**Problem to work on**
All the records that follow need to be reproduced exactly. Omit the images.

::::

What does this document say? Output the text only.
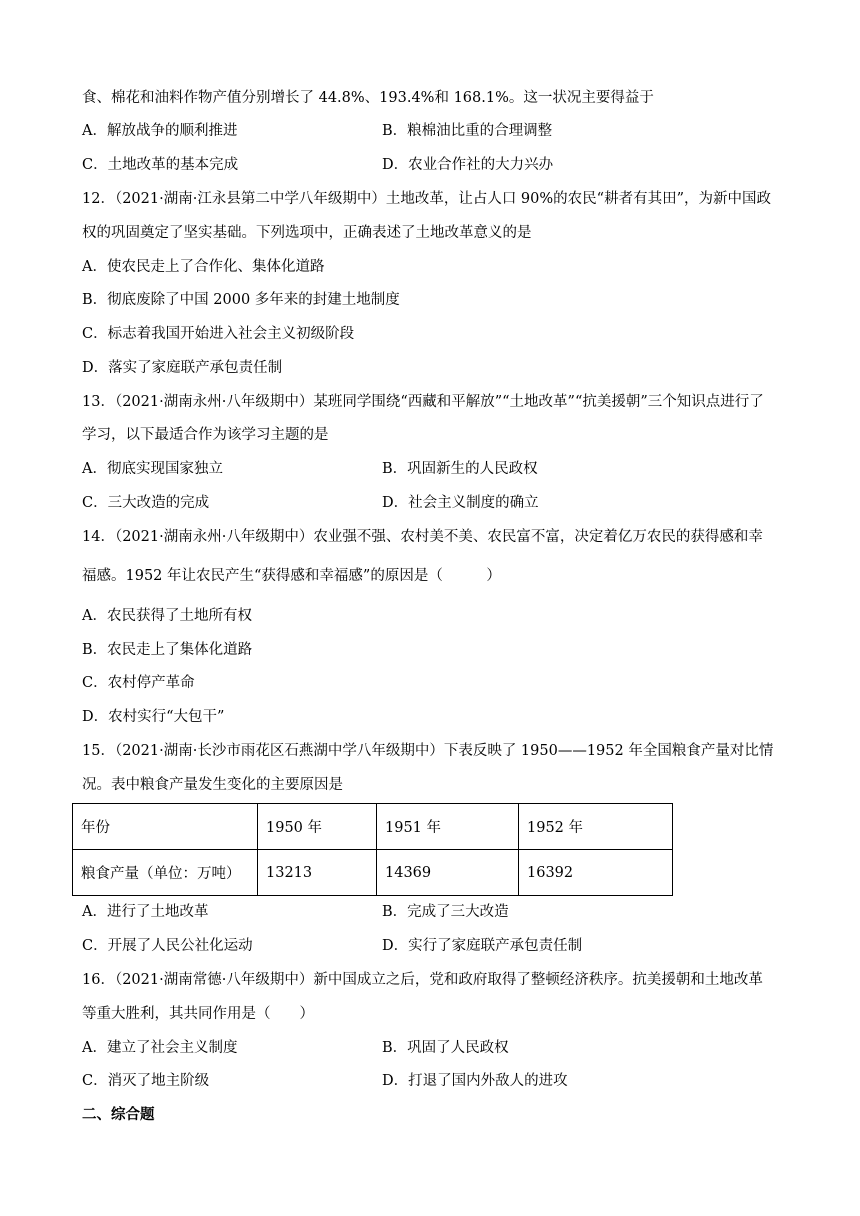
食、棉花和油料作物产值分别增长了 44.8%、193.4%和 168.1%。这一状况主要得益于
A．解放战争的顺利推进	B．粮棉油比重的合理调整
C．土地改革的基本完成	D．农业合作社的大力兴办
12．（2021·湖南·江永县第二中学八年级期中）土地改革，让占人口 90%的农民“耕者有其田”，为新中国政
权的巩固奠定了坚实基础。下列选项中，正确表述了土地改革意义的是
A．使农民走上了合作化、集体化道路
B．彻底废除了中国 2000 多年来的封建土地制度
C．标志着我国开始进入社会主义初级阶段
D．落实了家庭联产承包责任制
13．（2021·湖南永州·八年级期中）某班同学围绕“西藏和平解放”“土地改革”“抗美援朝”三个知识点进行了
学习，以下最适合作为该学习主题的是
A．彻底实现国家独立	B．巩固新生的人民政权
C．三大改造的完成	D．社会主义制度的确立
14．（2021·湖南永州·八年级期中）农业强不强、农村美不美、农民富不富，决定着亿万农民的获得感和幸
福感。1952 年让农民产生“获得感和幸福感”的原因是（　　　）
A．农民获得了土地所有权
B．农民走上了集体化道路
C．农村停产革命
D．农村实行“大包干”
15．（2021·湖南·长沙市雨花区石燕湖中学八年级期中）下表反映了 1950——1952 年全国粮食产量对比情
况。表中粮食产量发生变化的主要原因是
年份	1950 年	1951 年	1952 年
粮食产量（单位：万吨）	13213	14369	16392
A．进行了土地改革	B．完成了三大改造
C．开展了人民公社化运动	D．实行了家庭联产承包责任制
16．（2021·湖南常德·八年级期中）新中国成立之后，党和政府取得了整顿经济秩序。抗美援朝和土地改革
等重大胜利，其共同作用是（　　）
A．建立了社会主义制度	B．巩固了人民政权
C．消灭了地主阶级	D．打退了国内外敌人的进攻
二、综合题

::::

**Reply to the exercise**
What does this document say? Output the text only.
食、棉花和油料作物产值分别增长了 44.8%、193.4%和 168.1%。这一状况主要得益于
A．解放战争的顺利推进	B．粮棉油比重的合理调整
C．土地改革的基本完成	D．农业合作社的大力兴办
12．（2021·湖南·江永县第二中学八年级期中）土地改革，让占人口 90%的农民“耕者有其田”，为新中国政
权的巩固奠定了坚实基础。下列选项中，正确表述了土地改革意义的是
A．使农民走上了合作化、集体化道路
B．彻底废除了中国 2000 多年来的封建土地制度
C．标志着我国开始进入社会主义初级阶段
D．落实了家庭联产承包责任制
13．（2021·湖南永州·八年级期中）某班同学围绕“西藏和平解放”“土地改革”“抗美援朝”三个知识点进行了
学习，以下最适合作为该学习主题的是
A．彻底实现国家独立	B．巩固新生的人民政权
C．三大改造的完成	D．社会主义制度的确立
14．（2021·湖南永州·八年级期中）农业强不强、农村美不美、农民富不富，决定着亿万农民的获得感和幸
福感。1952 年让农民产生“获得感和幸福感”的原因是（　　　）
A．农民获得了土地所有权
B．农民走上了集体化道路
C．农村停产革命
D．农村实行“大包干”
15．（2021·湖南·长沙市雨花区石燕湖中学八年级期中）下表反映了 1950——1952 年全国粮食产量对比情
况。表中粮食产量发生变化的主要原因是
年份	1950 年	1951 年	1952 年
粮食产量（单位：万吨）	13213	14369	16392
A．进行了土地改革	B．完成了三大改造
C．开展了人民公社化运动	D．实行了家庭联产承包责任制
16．（2021·湖南常德·八年级期中）新中国成立之后，党和政府取得了整顿经济秩序。抗美援朝和土地改革
等重大胜利，其共同作用是（　　）
A．建立了社会主义制度	B．巩固了人民政权
C．消灭了地主阶级	D．打退了国内外敌人的进攻
二、综合题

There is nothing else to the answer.